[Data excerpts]
****************************************
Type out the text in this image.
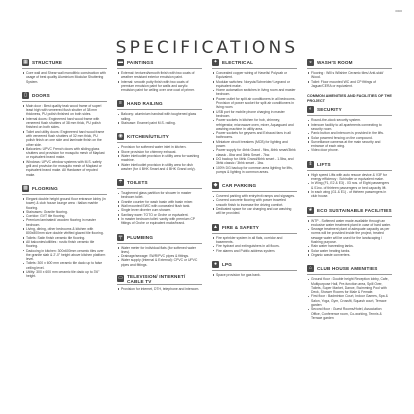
0000
SPECIFICATIONS
▦ STRUCTURE
Core wall and Shear wall monolithic construction with usage of best quality Aluminium Modular Shuttering System.
▯	DOORS
Main door : Best quality teak wood frame of superl least high with veneered flush shutter of 38 mm thickness, PU polish finished on both sides.
Internal doors: Engineered hard wood frame with veneered flush shutters of 38 mm thick, PU polish finished on both sides.
Toilet and utility doors: Engineered hard wood frame with veneered flush shutters of 32 mm thick, PU polish finish on one side and laminate finish on the other side.
Balconies: UPVC French doors with sliding glass shutters and provision for mosquito mesh of Maplast or equivalent brand make.
Windows: UPVC window systems with M.S. safety grill and provision for mosquito mesh of Maplast or equivalent brand make. All Hardware of reputed make.
▩ FLOORING
Elegant double height ground floor entrance lobby (in tower) & club house lounge area : Italian marble flooring.
Staircases: Granite flooring.
Corridor: GVT tile flooring.
Premium laminated/ wooden flooring in master bedroom.
Living, dining, other bedrooms & kitchen with 800x800mm size double vitrified glazed tile flooring.
Toilets: Satin finish ceramic tile flooring.
All balconies/utilities : rustic finish ceramic tile flooring.
Dadooing in kitchen: 300x600mm ceramic tiles over the granite slab & 2'-0" height above kitchen platform level.
Toilets: 300 x 600 mm ceramic tile dado up to false ceiling level.
Utility: 300 x 600 mm ceramic tile dado up to 3'6" height.
▬ PAINTINGS
External: textured/smooth finish with two coats of weather resistant exterior emulsion paint.
Internal: smooth putty finish with two coats of premium emulsion paint for walls and acrylic emulsion paint for ceiling over one coat of primer.
≡	HAND RAILING
Balcony: aluminium handrail with toughened glass railing.
Staircase: Enamel paint M.S. railing.
◉ KITCHEN/UTILITY
Provision for softened water inlet in kitchen.
Stove provision for chimney exhaust.
Water inlet/outlet provision in utility area for washing machine.
Water inlet/outlet provision in utility area for dish washer (for 4 BHK Smart and 4 BHK Grand only).
☂ TOILETS
Toughened glass partition for shower in master bedroom toilet.
Granite counter for wash basin with basin mixer.
Wall mounted EWC with concealed flush tank.
Single lever diverter cum shower.
Sanitary ware: TOTO or Grohe or equivalent.
In master bedroom toilet: vanity with premium CP fittings of Grohe or equivalent make/brand.
╤	PLUMBING
Water meter for individual flats (for softened water lines).
Drainage/sewage: SWR/PVC pipes & fittings.
Water supply (Internal & External): CPVC or UPVC pipes and fittings.
▭ TELEVISION/ INTERNET/ CABLE TV
Provision for internet, DTH, telephone and intercom.
✦ ELECTRICAL
Concealed copper wiring of Havells/ Polycab or Equivalent.
Modular switches: Norysis/Schneider/ Legrand or equivalent make.
Home automation switches in living room and master bedroom.
Power outlet for split air conditioners in all bedrooms. Provision of power socket for split air conditioners in living room.
USB port for mobile phone charging in master bedroom.
Power sockets in kitchen for hob, chimney, refrigerator, microwave oven, mixer, Aquaguard and washing machine in utility area.
Power sockets for geysers and Exhaust fans in all bathrooms.
Miniature circuit breakers (MCB) for lighting and power.
Power supply for 4bhk Grand - 9kw, 4bhk smart/3bhk classic - 8kw and 3bhk Smart - 7kw.
DG backup for 4bhk Grand/4bhk smart - 1.5kw, and 3bhk classic / 3bhk smart - 1kw.
100% DG backup for common area lighting for lifts, pumps & lighting in common areas.
◆ CAR PARKING
Covered parking with entry/exit ramps and signages.
Covered concrete flooring with power troweled smooth finish to increase the driving comfort.
Dedicated space for car charging and car washing will be provided.
▲ FIRE & SAFETY
Fire sprinkler system in all flats, corridor and basements.
Fire hydrant and extinguishers in all floors.
Fire alarms and Public address system.
●	LPG
Space provision for gas bank.
◒	WASH'S ROOM
Flooring : Will s Wilshire Ceramic tiles/ Anti-skid/ Wood.
Toilet: Floor mounted WC and CP fittings of Jaguar/CERA or equivalent.
COMMON AMENITIES AND FACILITIES OF THE PROJECT
◐	SECURITY
Round-the-clock security system.
Intercom facility to all apartments connecting to security room.
Panic button and intercom is provided in the lifts.
Solar powered fencing on the compound.
Surveillance cameras at the main security and entrance of each wing.
Video door phone.
⇕ LIFTS
High speed Lifts with auto rescue device & V3F for energy efficiency : Schindler or equivalent make.
In Wing (F1, E2 & E3) - 03 nos. of Eight passengers & 01no. of thirteen passengers or bed capacity lift.
In each wing (G1 & E1) - of thirteen passengers in club house.
❦ ECO SUSTAINABLE FACILITIES
WTP - Softened water made available through an exclusive water treatment plant in case of hard water.
Sewage treatment plant of adequate capacity as per norms will be provided inside the project, treated sewage water will be used for the landscaping / flushing purpose.
Rain water harvesting tanks.
Solar water heating tanks.
Organic waste converters.
⌂	CLUB HOUSE AMENITIES
Ground floor : Double height Reception lobby, Cafe, Multipurpose Hall, Pre-function area, Spill Over, Toilets, Super Market, Dance, Swimming Pool with Deck, Shower Rooms for Male & Female.
First floor : Badminton Court, Indoor Games, Spa & Salon, Yoga, Gym, Crossfit, Squash court, Terrace garden
Second floor : Guest Rooms/Hotel, Association Office, Conference room, Co-working, Tennis & Terrace garden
****************************************
● Aim:
Count every line bearing the word "FACILITIES"; report the total only.

● Task answer:
2